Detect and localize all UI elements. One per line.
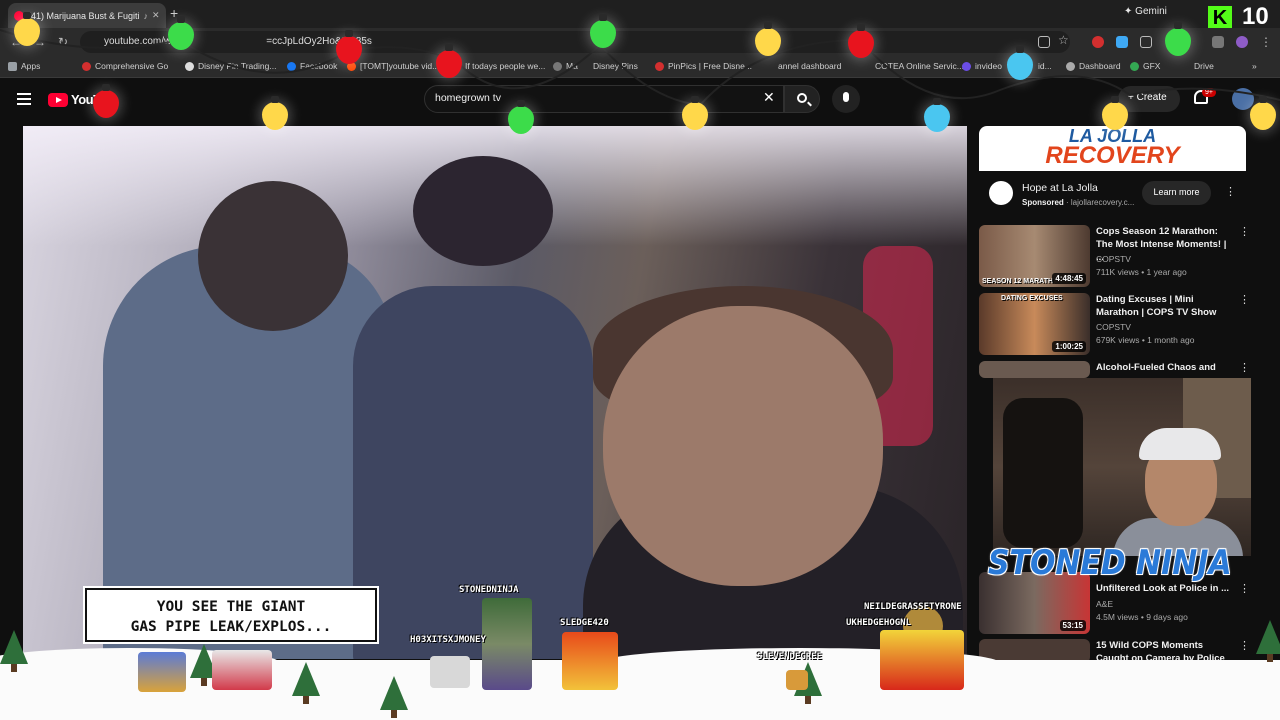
pine-tree-icon [380,676,408,718]
video-person-head [603,306,883,586]
video-thumbnail[interactable]: SEASON 12 MARATH 4:48:45 [979,225,1090,287]
chat-avatar-sprite [138,652,186,692]
video-person-firefighter [353,286,593,659]
video-more-icon[interactable]: ⋮ [1239,582,1250,595]
chat-avatar-sprite [482,598,532,690]
chat-message-line1: YOU SEE THE GIANT [156,599,306,615]
thumbnail-caption: DATING EXCUSES [1001,295,1063,302]
christmas-lights-wire [0,29,1280,107]
chat-avatar-sprite [786,670,808,690]
chat-username: STONEDNINJA [459,585,519,595]
learn-more-button[interactable]: Learn more [1142,181,1211,205]
chat-message-bubble: YOU SEE THE GIANT GAS PIPE LEAK/EXPLOS..… [85,588,377,642]
video-more-icon[interactable]: ⋮ [1239,361,1250,374]
video-channel[interactable]: COPSTV [1096,254,1131,264]
video-more-icon[interactable]: ⋮ [1239,293,1250,306]
video-thumbnail[interactable] [979,361,1090,378]
chat-username: NEILDEGRASSETYRONE [864,602,962,612]
video-title[interactable]: Unfiltered Look at Police in ... [1096,582,1232,595]
video-thumbnail[interactable]: DATING EXCUSES 1:00:25 [979,293,1090,355]
chat-avatar-sprite [212,650,272,690]
webcam-overlay [993,378,1251,556]
video-title[interactable]: Alcohol-Fueled Chaos and [1096,361,1232,374]
chat-username: UKHEDGEHOGNL [846,618,912,628]
pine-tree-icon [0,630,28,672]
video-duration: 1:00:25 [1052,341,1086,352]
chat-username: SLEVENDEGREE [757,652,823,662]
chat-avatar-sprite [880,630,964,690]
video-more-icon[interactable]: ⋮ [1239,639,1250,652]
chat-avatar-sprite [430,656,470,688]
video-person-head [198,181,348,331]
video-duration: 53:15 [1059,620,1086,631]
webcam-chair [1003,398,1083,548]
video-channel[interactable]: A&E [1096,599,1113,609]
chat-avatar-sprite [562,632,618,690]
advertiser-logo [989,181,1013,205]
ad-banner-line2: RECOVERY [1045,142,1180,169]
ad-info: Hope at La Jolla Sponsored · lajollareco… [979,171,1246,216]
video-meta: 679K views • 1 month ago [1096,335,1195,345]
chat-username: H03XITSXJMONEY [410,635,486,645]
video-more-icon[interactable]: ⋮ [1239,225,1250,238]
video-person-head [413,156,553,266]
video-title[interactable]: Dating Excuses | Mini Marathon | COPS TV… [1096,293,1232,319]
video-meta: 711K views • 1 year ago [1096,267,1187,277]
video-player[interactable] [23,126,967,659]
chat-username: SLEDGE420 [560,618,609,628]
recommended-video[interactable]: SEASON 12 MARATH 4:48:45 Cops Season 12 … [979,225,1250,289]
ad-title[interactable]: Hope at La Jolla [1022,182,1098,194]
thumbnail-caption: SEASON 12 MARATH [982,278,1054,285]
recommended-video[interactable]: DATING EXCUSES 1:00:25 Dating Excuses | … [979,293,1250,357]
video-channel[interactable]: COPSTV [1096,322,1131,332]
webcam-streamer-cap [1139,428,1221,460]
ad-more-icon[interactable]: ⋮ [1225,185,1236,198]
video-meta: 4.5M views • 9 days ago [1096,612,1188,622]
streamer-name-title: STONED NINJA [988,543,1232,583]
pine-tree-icon [1256,620,1280,662]
pine-tree-icon [292,662,320,704]
sidebar-ad[interactable]: LA JOLLA RECOVERY Hope at La Jolla Spons… [979,126,1246,216]
video-duration: 4:48:45 [1052,273,1086,284]
ad-banner[interactable]: LA JOLLA RECOVERY [979,126,1246,171]
ad-sponsor-line: Sponsored · lajollarecovery.c... [1022,198,1135,207]
chat-message-line2: GAS PIPE LEAK/EXPLOS... [130,619,332,635]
--------------------
Petunjuk Tugas.
Susun seluruh baris data di atas menjadi daftar bernomor tanpa baris kosong, dan jangan sertakan gambar dalam jawaban.

Hasil.
1. Detect and localize all UI elements. One per line.
2. pine-tree-icon [380,676,408,718]
3. video-person-head [603,306,883,586]
4. video-thumbnail[interactable]: SEASON 12 MARATH 4:48:45 [979,225,1090,287]
5. chat-avatar-sprite [138,652,186,692]
6. video-person-firefighter [353,286,593,659]
7. video-more-icon[interactable]: ⋮ [1239,582,1250,595]
8. chat-avatar-sprite [482,598,532,690]
9. chat-message-line1: YOU SEE THE GIANT [156,599,306,615]
10. thumbnail-caption: DATING EXCUSES [1001,295,1063,302]
11. christmas-lights-wire [0,29,1280,107]
12. chat-avatar-sprite [786,670,808,690]
13. chat-username: STONEDNINJA [459,585,519,595]
14. learn-more-button[interactable]: Learn more [1142,181,1211,205]
15. chat-message-bubble: YOU SEE THE GIANT GAS PIPE LEAK/EXPLOS..… [85,588,377,642]
16. video-more-icon[interactable]: ⋮ [1239,361,1250,374]
17. video-channel[interactable]: COPSTV [1096,254,1131,264]
18. video-more-icon[interactable]: ⋮ [1239,293,1250,306]
19. video-thumbnail[interactable] [979,361,1090,378]
20. chat-username: NEILDEGRASSETYRONE [864,602,962,612]
21. video-title[interactable]: Unfiltered Look at Police in ... [1096,582,1232,595]
22. video-thumbnail[interactable]: DATING EXCUSES 1:00:25 [979,293,1090,355]
23. chat-avatar-sprite [212,650,272,690]
24. webcam-overlay [993,378,1251,556]
25. video-title[interactable]: Alcohol-Fueled Chaos and [1096,361,1232,374]
26. chat-username: UKHEDGEHOGNL [846,618,912,628]
27. pine-tree-icon [0,630,28,672]
28. video-duration: 1:00:25 [1052,341,1086,352]
29. chat-username: SLEVENDEGREE [757,652,823,662]
30. chat-avatar-sprite [880,630,964,690]
31. video-more-icon[interactable]: ⋮ [1239,639,1250,652]
32. chat-avatar-sprite [430,656,470,688]
33. video-person-head [198,181,348,331]
34. video-duration: 53:15 [1059,620,1086,631]
35. webcam-chair [1003,398,1083,548]
36. video-channel[interactable]: A&E [1096,599,1113,609]
37. chat-avatar-sprite [562,632,618,690]
38. advertiser-logo [989,181,1013,205]
39. ad-banner-line2: RECOVERY [1045,142,1180,169]
40. ad-info: Hope at La Jolla Sponsored · lajollareco… [979,171,1246,216]
41. video-meta: 679K views • 1 month ago [1096,335,1195,345]
42. chat-username: H03XITSXJMONEY [410,635,486,645]
43. video-more-icon[interactable]: ⋮ [1239,225,1250,238]
44. video-person-head [413,156,553,266]
45. video-title[interactable]: Dating Excuses | Mini Marathon | COPS TV… [1096,293,1232,319]
46. video-meta: 711K views • 1 year ago [1096,267,1187,277]
47. video-player[interactable] [23,126,967,659]
48. chat-username: SLEDGE420 [560,618,609,628]
49. recommended-video[interactable]: SEASON 12 MARATH 4:48:45 Cops Season 12 … [979,225,1250,289]
50. ad-title[interactable]: Hope at La Jolla [1022,182,1098,194]
51. thumbnail-caption: SEASON 12 MARATH [982,278,1054,285]
52. recommended-video[interactable]: DATING EXCUSES 1:00:25 Dating Excuses | … [979,293,1250,357]
53. video-channel[interactable]: COPSTV [1096,322,1131,332]
54. webcam-streamer-cap [1139,428,1221,460]
55. ad-more-icon[interactable]: ⋮ [1225,185,1236,198]
56. video-meta: 4.5M views • 9 days ago [1096,612,1188,622]
57. streamer-name-title: STONED NINJA [988,543,1232,583]
58. pine-tree-icon [1256,620,1280,662]
59. pine-tree-icon [292,662,320,704]
60. sidebar-ad[interactable]: LA JOLLA RECOVERY Hope at La Jolla Spons… [979,126,1246,216]
61. video-duration: 4:48:45 [1052,273,1086,284]
62. ad-banner[interactable]: LA JOLLA RECOVERY [979,126,1246,171]
63. ad-sponsor-line: Sponsored · lajollarecovery.c... [1022,198,1135,207]
64. chat-message-line2: GAS PIPE LEAK/EXPLOS... [130,619,332,635]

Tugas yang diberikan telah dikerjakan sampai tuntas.